■ **EXERCISE**
Write out the lines below verbatim and leave the pictures out of your copy.

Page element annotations
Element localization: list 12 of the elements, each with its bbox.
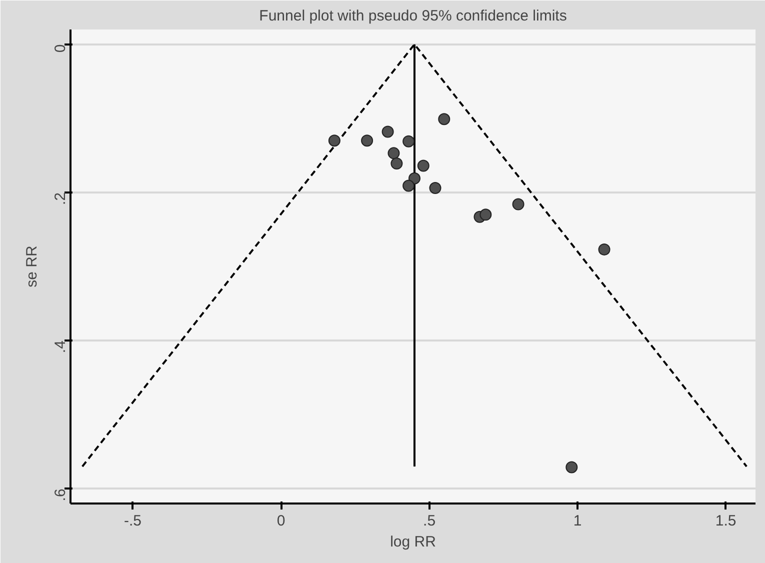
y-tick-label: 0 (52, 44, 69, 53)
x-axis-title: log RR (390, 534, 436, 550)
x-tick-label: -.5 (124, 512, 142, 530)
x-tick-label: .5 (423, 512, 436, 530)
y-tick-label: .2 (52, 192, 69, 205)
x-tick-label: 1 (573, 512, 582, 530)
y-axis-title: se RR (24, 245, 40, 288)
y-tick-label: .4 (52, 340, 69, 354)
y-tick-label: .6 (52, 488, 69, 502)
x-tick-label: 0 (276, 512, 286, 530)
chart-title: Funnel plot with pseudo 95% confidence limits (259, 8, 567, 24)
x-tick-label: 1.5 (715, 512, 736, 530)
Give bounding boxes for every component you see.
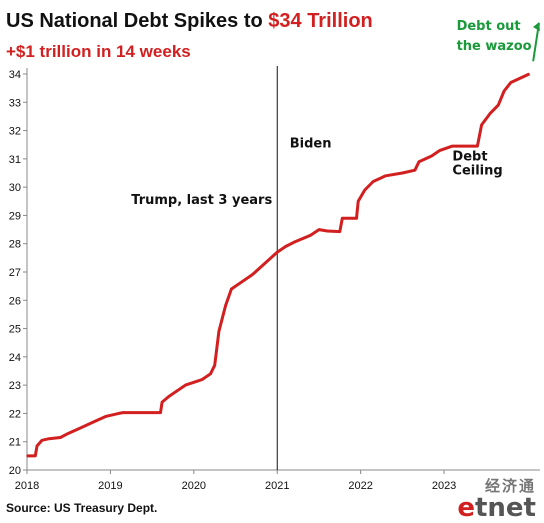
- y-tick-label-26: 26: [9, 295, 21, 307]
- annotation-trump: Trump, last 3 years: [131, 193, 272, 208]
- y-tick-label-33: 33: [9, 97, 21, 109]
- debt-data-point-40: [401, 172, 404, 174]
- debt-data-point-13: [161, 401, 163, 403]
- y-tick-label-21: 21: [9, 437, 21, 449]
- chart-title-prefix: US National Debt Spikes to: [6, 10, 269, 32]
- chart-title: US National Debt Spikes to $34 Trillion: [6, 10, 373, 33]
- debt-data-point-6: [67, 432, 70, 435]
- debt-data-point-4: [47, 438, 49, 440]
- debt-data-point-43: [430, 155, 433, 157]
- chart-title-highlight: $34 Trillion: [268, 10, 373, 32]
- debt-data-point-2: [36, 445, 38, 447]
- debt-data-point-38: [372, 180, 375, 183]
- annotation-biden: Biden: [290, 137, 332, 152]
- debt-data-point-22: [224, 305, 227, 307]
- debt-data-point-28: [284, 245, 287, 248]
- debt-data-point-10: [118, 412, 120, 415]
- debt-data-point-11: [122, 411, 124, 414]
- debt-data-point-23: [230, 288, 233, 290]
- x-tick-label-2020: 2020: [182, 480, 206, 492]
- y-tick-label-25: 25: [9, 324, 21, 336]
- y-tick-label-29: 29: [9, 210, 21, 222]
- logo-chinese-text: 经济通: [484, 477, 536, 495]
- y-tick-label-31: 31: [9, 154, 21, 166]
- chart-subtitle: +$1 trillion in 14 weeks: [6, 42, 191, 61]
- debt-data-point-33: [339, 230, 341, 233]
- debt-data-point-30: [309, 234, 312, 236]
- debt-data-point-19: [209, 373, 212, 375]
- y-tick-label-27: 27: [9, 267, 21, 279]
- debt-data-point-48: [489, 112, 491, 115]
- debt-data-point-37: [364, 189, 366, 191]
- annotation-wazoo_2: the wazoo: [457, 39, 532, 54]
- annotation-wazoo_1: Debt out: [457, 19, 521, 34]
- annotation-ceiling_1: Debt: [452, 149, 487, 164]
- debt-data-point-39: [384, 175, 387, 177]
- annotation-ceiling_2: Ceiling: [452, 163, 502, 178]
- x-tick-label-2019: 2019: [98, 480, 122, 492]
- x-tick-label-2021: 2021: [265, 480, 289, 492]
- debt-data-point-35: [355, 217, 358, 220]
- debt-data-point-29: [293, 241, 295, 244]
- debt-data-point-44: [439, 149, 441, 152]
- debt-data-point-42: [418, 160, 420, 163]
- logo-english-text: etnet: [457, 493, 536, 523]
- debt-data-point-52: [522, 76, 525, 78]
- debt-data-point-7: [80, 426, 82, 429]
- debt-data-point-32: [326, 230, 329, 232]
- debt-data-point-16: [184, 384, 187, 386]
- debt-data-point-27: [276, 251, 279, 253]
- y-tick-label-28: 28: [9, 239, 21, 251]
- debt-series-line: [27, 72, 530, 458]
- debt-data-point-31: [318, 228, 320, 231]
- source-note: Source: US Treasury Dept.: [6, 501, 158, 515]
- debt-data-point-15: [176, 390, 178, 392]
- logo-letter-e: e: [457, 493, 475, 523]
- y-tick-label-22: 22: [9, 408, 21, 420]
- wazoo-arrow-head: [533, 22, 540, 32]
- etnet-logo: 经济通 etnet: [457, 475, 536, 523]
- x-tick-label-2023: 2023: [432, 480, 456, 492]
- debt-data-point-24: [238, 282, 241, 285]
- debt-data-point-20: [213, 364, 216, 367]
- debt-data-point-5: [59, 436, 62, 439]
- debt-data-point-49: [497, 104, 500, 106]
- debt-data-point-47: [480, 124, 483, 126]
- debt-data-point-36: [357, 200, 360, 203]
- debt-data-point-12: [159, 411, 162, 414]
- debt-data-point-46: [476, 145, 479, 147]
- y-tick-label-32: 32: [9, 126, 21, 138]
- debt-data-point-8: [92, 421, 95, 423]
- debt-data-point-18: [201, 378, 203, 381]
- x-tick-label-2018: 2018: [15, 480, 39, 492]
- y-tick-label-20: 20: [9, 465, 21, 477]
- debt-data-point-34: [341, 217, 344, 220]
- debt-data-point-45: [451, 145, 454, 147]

■ **EXERCISE OUTPUT**
Element localization: list 12 of the elements, each with its bbox.
y-tick-label: 0 (52, 44, 69, 53)
x-axis-title: log RR (390, 534, 436, 550)
x-tick-label: -.5 (124, 512, 142, 530)
x-tick-label: .5 (423, 512, 436, 530)
y-tick-label: .2 (52, 192, 69, 205)
x-tick-label: 1 (573, 512, 582, 530)
y-axis-title: se RR (24, 245, 40, 288)
y-tick-label: .4 (52, 340, 69, 354)
y-tick-label: .6 (52, 488, 69, 502)
x-tick-label: 0 (276, 512, 286, 530)
chart-title: Funnel plot with pseudo 95% confidence limits (259, 8, 567, 24)
x-tick-label: 1.5 (715, 512, 736, 530)
Give bounding boxes for every component you see.
- y-tick-label-26: 26: [9, 295, 21, 307]
- annotation-trump: Trump, last 3 years: [131, 193, 272, 208]
- y-tick-label-33: 33: [9, 97, 21, 109]
- debt-data-point-40: [401, 172, 404, 174]
- debt-data-point-13: [161, 401, 163, 403]
- y-tick-label-21: 21: [9, 437, 21, 449]
- chart-title-prefix: US National Debt Spikes to: [6, 10, 269, 32]
- chart-title: US National Debt Spikes to $34 Trillion: [6, 10, 373, 33]
- debt-data-point-6: [67, 432, 70, 435]
- debt-data-point-4: [47, 438, 49, 440]
- debt-data-point-43: [430, 155, 433, 157]
- chart-title-highlight: $34 Trillion: [268, 10, 373, 32]
- debt-data-point-2: [36, 445, 38, 447]
- debt-data-point-38: [372, 180, 375, 183]
- annotation-biden: Biden: [290, 137, 332, 152]
- debt-data-point-22: [224, 305, 227, 307]
- debt-data-point-28: [284, 245, 287, 248]
- debt-data-point-10: [118, 412, 120, 415]
- debt-data-point-11: [122, 411, 124, 414]
- debt-data-point-23: [230, 288, 233, 290]
- x-tick-label-2020: 2020: [182, 480, 206, 492]
- y-tick-label-25: 25: [9, 324, 21, 336]
- y-tick-label-29: 29: [9, 210, 21, 222]
- logo-chinese-text: 经济通: [484, 477, 536, 495]
- y-tick-label-31: 31: [9, 154, 21, 166]
- chart-subtitle: +$1 trillion in 14 weeks: [6, 42, 191, 61]
- debt-data-point-33: [339, 230, 341, 233]
- debt-data-point-30: [309, 234, 312, 236]
- debt-data-point-19: [209, 373, 212, 375]
- y-tick-label-27: 27: [9, 267, 21, 279]
- debt-data-point-48: [489, 112, 491, 115]
- debt-data-point-37: [364, 189, 366, 191]
- annotation-wazoo_2: the wazoo: [457, 39, 532, 54]
- annotation-wazoo_1: Debt out: [457, 19, 521, 34]
- annotation-ceiling_1: Debt: [452, 149, 487, 164]
- debt-data-point-39: [384, 175, 387, 177]
- annotation-ceiling_2: Ceiling: [452, 163, 502, 178]
- x-tick-label-2019: 2019: [98, 480, 122, 492]
- x-tick-label-2021: 2021: [265, 480, 289, 492]
- debt-data-point-35: [355, 217, 358, 220]
- debt-data-point-29: [293, 241, 295, 244]
- debt-data-point-44: [439, 149, 441, 152]
- debt-data-point-42: [418, 160, 420, 163]
- logo-english-text: etnet: [457, 493, 536, 523]
- debt-data-point-52: [522, 76, 525, 78]
- debt-data-point-7: [80, 426, 82, 429]
- debt-data-point-32: [326, 230, 329, 232]
- debt-data-point-16: [184, 384, 187, 386]
- debt-data-point-27: [276, 251, 279, 253]
- y-tick-label-28: 28: [9, 239, 21, 251]
- debt-series-line: [27, 72, 530, 458]
- debt-data-point-31: [318, 228, 320, 231]
- source-note: Source: US Treasury Dept.: [6, 501, 158, 515]
- debt-data-point-15: [176, 390, 178, 392]
- logo-letter-e: e: [457, 493, 475, 523]
- y-tick-label-22: 22: [9, 408, 21, 420]
- wazoo-arrow-head: [533, 22, 540, 32]
- etnet-logo: 经济通 etnet: [457, 475, 536, 523]
- x-tick-label-2023: 2023: [432, 480, 456, 492]
- debt-data-point-24: [238, 282, 241, 285]
- debt-data-point-20: [213, 364, 216, 367]
- debt-data-point-5: [59, 436, 62, 439]
- debt-data-point-49: [497, 104, 500, 106]
- debt-data-point-47: [480, 124, 483, 126]
- debt-data-point-36: [357, 200, 360, 203]
- debt-data-point-12: [159, 411, 162, 414]
- debt-data-point-46: [476, 145, 479, 147]
- y-tick-label-32: 32: [9, 126, 21, 138]
- debt-data-point-8: [92, 421, 95, 423]
- debt-data-point-18: [201, 378, 203, 381]
- x-tick-label-2018: 2018: [15, 480, 39, 492]
- y-tick-label-20: 20: [9, 465, 21, 477]
- debt-data-point-34: [341, 217, 344, 220]
- debt-data-point-45: [451, 145, 454, 147]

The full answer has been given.